# Material provided

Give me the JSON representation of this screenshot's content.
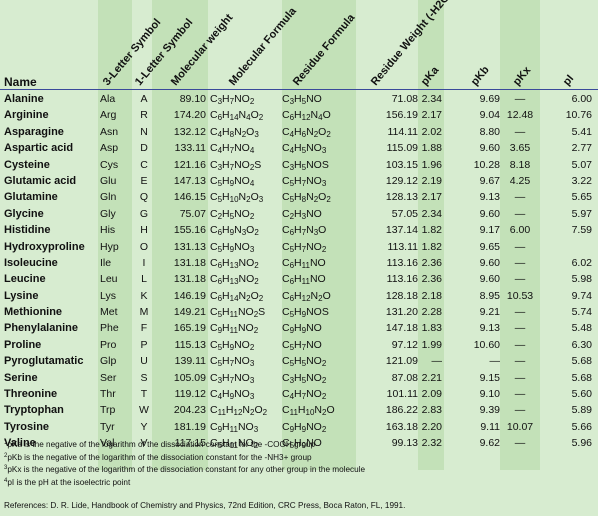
{
  "header": {
    "name": "Name",
    "three_letter": "3-Letter Symbol",
    "one_letter": "1-Letter Symbol",
    "molecular_weight": "Molecular weight",
    "molecular_formula": "Molecular Formula",
    "residue_formula": "Residue Formula",
    "residue_weight": "Residue Weight (-H2O)",
    "pka": "pKa",
    "pkb": "pKb",
    "pkx": "pKx",
    "pi": "pI"
  },
  "rows": [
    {
      "name": "Alanine",
      "s3": "Ala",
      "s1": "A",
      "mw": "89.10",
      "mf": "C3H7NO2",
      "rf": "C3H5NO",
      "rw": "71.08",
      "pka": "2.34",
      "pkb": "9.69",
      "pkx": "—",
      "pi": "6.00"
    },
    {
      "name": "Arginine",
      "s3": "Arg",
      "s1": "R",
      "mw": "174.20",
      "mf": "C6H14N4O2",
      "rf": "C6H12N4O",
      "rw": "156.19",
      "pka": "2.17",
      "pkb": "9.04",
      "pkx": "12.48",
      "pi": "10.76"
    },
    {
      "name": "Asparagine",
      "s3": "Asn",
      "s1": "N",
      "mw": "132.12",
      "mf": "C4H8N2O3",
      "rf": "C4H6N2O2",
      "rw": "114.11",
      "pka": "2.02",
      "pkb": "8.80",
      "pkx": "—",
      "pi": "5.41"
    },
    {
      "name": "Aspartic acid",
      "s3": "Asp",
      "s1": "D",
      "mw": "133.11",
      "mf": "C4H7NO4",
      "rf": "C4H5NO3",
      "rw": "115.09",
      "pka": "1.88",
      "pkb": "9.60",
      "pkx": "3.65",
      "pi": "2.77"
    },
    {
      "name": "Cysteine",
      "s3": "Cys",
      "s1": "C",
      "mw": "121.16",
      "mf": "C3H7NO2S",
      "rf": "C3H5NOS",
      "rw": "103.15",
      "pka": "1.96",
      "pkb": "10.28",
      "pkx": "8.18",
      "pi": "5.07"
    },
    {
      "name": "Glutamic acid",
      "s3": "Glu",
      "s1": "E",
      "mw": "147.13",
      "mf": "C5H9NO4",
      "rf": "C5H7NO3",
      "rw": "129.12",
      "pka": "2.19",
      "pkb": "9.67",
      "pkx": "4.25",
      "pi": "3.22"
    },
    {
      "name": "Glutamine",
      "s3": "Gln",
      "s1": "Q",
      "mw": "146.15",
      "mf": "C5H10N2O3",
      "rf": "C5H8N2O2",
      "rw": "128.13",
      "pka": "2.17",
      "pkb": "9.13",
      "pkx": "—",
      "pi": "5.65"
    },
    {
      "name": "Glycine",
      "s3": "Gly",
      "s1": "G",
      "mw": "75.07",
      "mf": "C2H5NO2",
      "rf": "C2H3NO",
      "rw": "57.05",
      "pka": "2.34",
      "pkb": "9.60",
      "pkx": "—",
      "pi": "5.97"
    },
    {
      "name": "Histidine",
      "s3": "His",
      "s1": "H",
      "mw": "155.16",
      "mf": "C6H9N3O2",
      "rf": "C6H7N3O",
      "rw": "137.14",
      "pka": "1.82",
      "pkb": "9.17",
      "pkx": "6.00",
      "pi": "7.59"
    },
    {
      "name": "Hydroxyproline",
      "s3": "Hyp",
      "s1": "O",
      "mw": "131.13",
      "mf": "C5H9NO3",
      "rf": "C5H7NO2",
      "rw": "113.11",
      "pka": "1.82",
      "pkb": "9.65",
      "pkx": "—",
      "pi": ""
    },
    {
      "name": "Isoleucine",
      "s3": "Ile",
      "s1": "I",
      "mw": "131.18",
      "mf": "C6H13NO2",
      "rf": "C6H11NO",
      "rw": "113.16",
      "pka": "2.36",
      "pkb": "9.60",
      "pkx": "—",
      "pi": "6.02"
    },
    {
      "name": "Leucine",
      "s3": "Leu",
      "s1": "L",
      "mw": "131.18",
      "mf": "C6H13NO2",
      "rf": "C6H11NO",
      "rw": "113.16",
      "pka": "2.36",
      "pkb": "9.60",
      "pkx": "—",
      "pi": "5.98"
    },
    {
      "name": "Lysine",
      "s3": "Lys",
      "s1": "K",
      "mw": "146.19",
      "mf": "C6H14N2O2",
      "rf": "C6H12N2O",
      "rw": "128.18",
      "pka": "2.18",
      "pkb": "8.95",
      "pkx": "10.53",
      "pi": "9.74"
    },
    {
      "name": "Methionine",
      "s3": "Met",
      "s1": "M",
      "mw": "149.21",
      "mf": "C5H11NO2S",
      "rf": "C5H9NOS",
      "rw": "131.20",
      "pka": "2.28",
      "pkb": "9.21",
      "pkx": "—",
      "pi": "5.74"
    },
    {
      "name": "Phenylalanine",
      "s3": "Phe",
      "s1": "F",
      "mw": "165.19",
      "mf": "C9H11NO2",
      "rf": "C9H9NO",
      "rw": "147.18",
      "pka": "1.83",
      "pkb": "9.13",
      "pkx": "—",
      "pi": "5.48"
    },
    {
      "name": "Proline",
      "s3": "Pro",
      "s1": "P",
      "mw": "115.13",
      "mf": "C5H9NO2",
      "rf": "C5H7NO",
      "rw": "97.12",
      "pka": "1.99",
      "pkb": "10.60",
      "pkx": "—",
      "pi": "6.30"
    },
    {
      "name": "Pyroglutamatic",
      "s3": "Glp",
      "s1": "U",
      "mw": "139.11",
      "mf": "C5H7NO3",
      "rf": "C5H5NO2",
      "rw": "121.09",
      "pka": "—",
      "pkb": "—",
      "pkx": "—",
      "pi": "5.68"
    },
    {
      "name": "Serine",
      "s3": "Ser",
      "s1": "S",
      "mw": "105.09",
      "mf": "C3H7NO3",
      "rf": "C3H5NO2",
      "rw": "87.08",
      "pka": "2.21",
      "pkb": "9.15",
      "pkx": "—",
      "pi": "5.68"
    },
    {
      "name": "Threonine",
      "s3": "Thr",
      "s1": "T",
      "mw": "119.12",
      "mf": "C4H9NO3",
      "rf": "C4H7NO2",
      "rw": "101.11",
      "pka": "2.09",
      "pkb": "9.10",
      "pkx": "—",
      "pi": "5.60"
    },
    {
      "name": "Tryptophan",
      "s3": "Trp",
      "s1": "W",
      "mw": "204.23",
      "mf": "C11H12N2O2",
      "rf": "C11H10N2O",
      "rw": "186.22",
      "pka": "2.83",
      "pkb": "9.39",
      "pkx": "—",
      "pi": "5.89"
    },
    {
      "name": "Tyrosine",
      "s3": "Tyr",
      "s1": "Y",
      "mw": "181.19",
      "mf": "C9H11NO3",
      "rf": "C9H9NO2",
      "rw": "163.18",
      "pka": "2.20",
      "pkb": "9.11",
      "pkx": "10.07",
      "pi": "5.66"
    },
    {
      "name": "Valine",
      "s3": "Val",
      "s1": "V",
      "mw": "117.15",
      "mf": "C5H11NO2",
      "rf": "C5H9NO",
      "rw": "99.13",
      "pka": "2.32",
      "pkb": "9.62",
      "pkx": "—",
      "pi": "5.96"
    }
  ],
  "notes": [
    "pKa  is the negative of the logarithm of the dissociation constant for the -COOH group",
    "pKb is the negative of the logarithm of the dissociation constant for the  -NH3+ group",
    "pKx is the negative of the logarithm of the dissociation constant for any other group in the molecule",
    "pI is the pH at the isoelectric point"
  ],
  "note_marks": [
    "1",
    "2",
    "3",
    "4"
  ],
  "references": "References:  D. R. Lide,  Handbook of Chemistry and Physics, 72nd Edition, CRC Press, Boca Raton, FL,  1991.",
  "colors": {
    "background": "#d7ecd0",
    "stripe": "#c3e1b8",
    "rule": "#3a4a9a"
  }
}
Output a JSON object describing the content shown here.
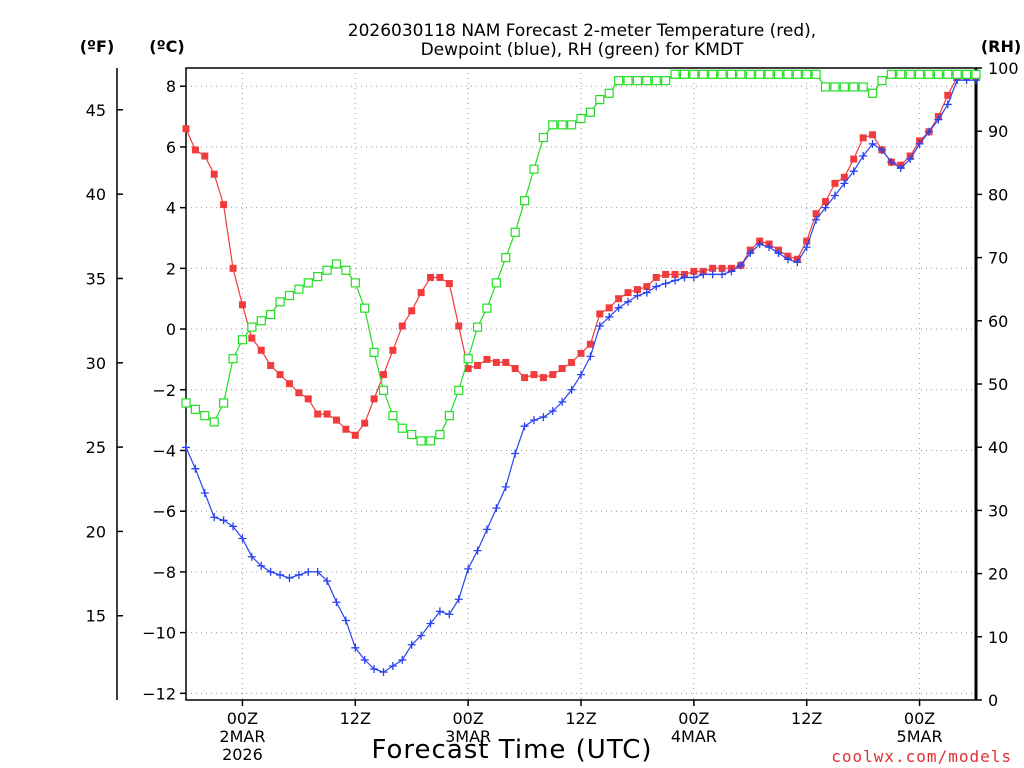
{
  "chart_data": {
    "type": "line",
    "title_lines": [
      "2026030118 NAM Forecast 2-meter Temperature (red),",
      "Dewpoint (blue), RH (green) for KMDT"
    ],
    "units": {
      "left_f": "(ºF)",
      "left_c": "(ºC)",
      "right_rh": "(RH)"
    },
    "xlabel": "Forecast Time (UTC)",
    "credit": "coolwx.com/models",
    "x_unit": "forecast hour",
    "xlim": [
      0,
      84
    ],
    "ylim_c": [
      -12.22,
      8.6
    ],
    "ylim_rh": [
      0,
      100
    ],
    "x_ticks": [
      {
        "x": 6,
        "lines": [
          "00Z",
          "2MAR",
          "2026"
        ]
      },
      {
        "x": 18,
        "lines": [
          "12Z"
        ]
      },
      {
        "x": 30,
        "lines": [
          "00Z",
          "3MAR"
        ]
      },
      {
        "x": 42,
        "lines": [
          "12Z"
        ]
      },
      {
        "x": 54,
        "lines": [
          "00Z",
          "4MAR"
        ]
      },
      {
        "x": 66,
        "lines": [
          "12Z"
        ]
      },
      {
        "x": 78,
        "lines": [
          "00Z",
          "5MAR"
        ]
      }
    ],
    "c_ticks": [
      8,
      6,
      4,
      2,
      0,
      -2,
      -4,
      -6,
      -8,
      -10,
      -12
    ],
    "c_tick_labels": [
      "8",
      "6",
      "4",
      "2",
      "0",
      "−2",
      "−4",
      "−6",
      "−8",
      "−10",
      "−12"
    ],
    "f_ticks": [
      45,
      40,
      35,
      30,
      25,
      20,
      15
    ],
    "f_tick_labels": [
      "45",
      "40",
      "35",
      "30",
      "25",
      "20",
      "15"
    ],
    "rh_ticks": [
      100,
      90,
      80,
      70,
      60,
      50,
      40,
      30,
      20,
      10,
      0
    ],
    "rh_tick_labels": [
      "100",
      "90",
      "80",
      "70",
      "60",
      "50",
      "40",
      "30",
      "20",
      "10",
      "0"
    ],
    "series": [
      {
        "name": "2-meter Temperature",
        "axis": "celsius",
        "color": "#f03c3c",
        "marker": "filled-square",
        "x": [
          0,
          1,
          2,
          3,
          4,
          5,
          6,
          7,
          8,
          9,
          10,
          11,
          12,
          13,
          14,
          15,
          16,
          17,
          18,
          19,
          20,
          21,
          22,
          23,
          24,
          25,
          26,
          27,
          28,
          29,
          30,
          31,
          32,
          33,
          34,
          35,
          36,
          37,
          38,
          39,
          40,
          41,
          42,
          43,
          44,
          45,
          46,
          47,
          48,
          49,
          50,
          51,
          52,
          53,
          54,
          55,
          56,
          57,
          58,
          59,
          60,
          61,
          62,
          63,
          64,
          65,
          66,
          67,
          68,
          69,
          70,
          71,
          72,
          73,
          74,
          75,
          76,
          77,
          78,
          79,
          80,
          81,
          82,
          83,
          84
        ],
        "values": [
          6.6,
          5.9,
          5.7,
          5.1,
          4.1,
          2.0,
          0.8,
          -0.3,
          -0.7,
          -1.2,
          -1.5,
          -1.8,
          -2.1,
          -2.3,
          -2.8,
          -2.8,
          -3.0,
          -3.3,
          -3.5,
          -3.1,
          -2.3,
          -1.5,
          -0.7,
          0.1,
          0.6,
          1.2,
          1.7,
          1.7,
          1.5,
          0.1,
          -1.3,
          -1.2,
          -1.0,
          -1.1,
          -1.1,
          -1.3,
          -1.6,
          -1.5,
          -1.6,
          -1.5,
          -1.3,
          -1.1,
          -0.8,
          -0.5,
          0.5,
          0.7,
          1.0,
          1.2,
          1.3,
          1.4,
          1.7,
          1.8,
          1.8,
          1.8,
          1.9,
          1.9,
          2.0,
          2.0,
          2.0,
          2.1,
          2.6,
          2.9,
          2.8,
          2.6,
          2.4,
          2.3,
          2.9,
          3.8,
          4.2,
          4.8,
          5.0,
          5.6,
          6.3,
          6.4,
          5.9,
          5.5,
          5.4,
          5.7,
          6.2,
          6.5,
          7.0,
          7.7,
          8.3,
          8.3,
          8.3
        ]
      },
      {
        "name": "Dewpoint",
        "axis": "celsius",
        "color": "#2a43f0",
        "marker": "plus",
        "x": [
          0,
          1,
          2,
          3,
          4,
          5,
          6,
          7,
          8,
          9,
          10,
          11,
          12,
          13,
          14,
          15,
          16,
          17,
          18,
          19,
          20,
          21,
          22,
          23,
          24,
          25,
          26,
          27,
          28,
          29,
          30,
          31,
          32,
          33,
          34,
          35,
          36,
          37,
          38,
          39,
          40,
          41,
          42,
          43,
          44,
          45,
          46,
          47,
          48,
          49,
          50,
          51,
          52,
          53,
          54,
          55,
          56,
          57,
          58,
          59,
          60,
          61,
          62,
          63,
          64,
          65,
          66,
          67,
          68,
          69,
          70,
          71,
          72,
          73,
          74,
          75,
          76,
          77,
          78,
          79,
          80,
          81,
          82,
          83,
          84
        ],
        "values": [
          -3.9,
          -4.6,
          -5.4,
          -6.2,
          -6.3,
          -6.5,
          -6.9,
          -7.5,
          -7.8,
          -8.0,
          -8.1,
          -8.2,
          -8.1,
          -8.0,
          -8.0,
          -8.3,
          -9.0,
          -9.6,
          -10.5,
          -10.9,
          -11.2,
          -11.3,
          -11.1,
          -10.9,
          -10.4,
          -10.1,
          -9.7,
          -9.3,
          -9.4,
          -8.9,
          -7.9,
          -7.3,
          -6.6,
          -5.9,
          -5.2,
          -4.1,
          -3.2,
          -3.0,
          -2.9,
          -2.7,
          -2.4,
          -2.0,
          -1.5,
          -0.9,
          0.1,
          0.4,
          0.7,
          0.9,
          1.1,
          1.2,
          1.4,
          1.5,
          1.6,
          1.7,
          1.7,
          1.8,
          1.8,
          1.8,
          1.9,
          2.1,
          2.5,
          2.8,
          2.7,
          2.5,
          2.3,
          2.2,
          2.7,
          3.6,
          4.0,
          4.4,
          4.8,
          5.2,
          5.7,
          6.1,
          5.9,
          5.5,
          5.3,
          5.6,
          6.1,
          6.5,
          6.9,
          7.4,
          8.2,
          8.2,
          8.2
        ]
      },
      {
        "name": "RH",
        "axis": "rh",
        "color": "#24de24",
        "marker": "open-square",
        "x": [
          0,
          1,
          2,
          3,
          4,
          5,
          6,
          7,
          8,
          9,
          10,
          11,
          12,
          13,
          14,
          15,
          16,
          17,
          18,
          19,
          20,
          21,
          22,
          23,
          24,
          25,
          26,
          27,
          28,
          29,
          30,
          31,
          32,
          33,
          34,
          35,
          36,
          37,
          38,
          39,
          40,
          41,
          42,
          43,
          44,
          45,
          46,
          47,
          48,
          49,
          50,
          51,
          52,
          53,
          54,
          55,
          56,
          57,
          58,
          59,
          60,
          61,
          62,
          63,
          64,
          65,
          66,
          67,
          68,
          69,
          70,
          71,
          72,
          73,
          74,
          75,
          76,
          77,
          78,
          79,
          80,
          81,
          82,
          83,
          84
        ],
        "values": [
          47,
          46,
          45,
          44,
          47,
          54,
          57,
          59,
          60,
          61,
          63,
          64,
          65,
          66,
          67,
          68,
          69,
          68,
          66,
          62,
          55,
          49,
          45,
          43,
          42,
          41,
          41,
          42,
          45,
          49,
          54,
          59,
          62,
          66,
          70,
          74,
          79,
          84,
          89,
          91,
          91,
          91,
          92,
          93,
          95,
          96,
          98,
          98,
          98,
          98,
          98,
          98,
          99,
          99,
          99,
          99,
          99,
          99,
          99,
          99,
          99,
          99,
          99,
          99,
          99,
          99,
          99,
          99,
          97,
          97,
          97,
          97,
          97,
          96,
          98,
          99,
          99,
          99,
          99,
          99,
          99,
          99,
          99,
          99,
          99
        ]
      }
    ]
  }
}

# Short problem
Select all lines in the listing that include the word "Formula".

# Answer to this exercise
    "molecular_formula": "Molecular Formula",
    "residue_formula": "Residue Formula",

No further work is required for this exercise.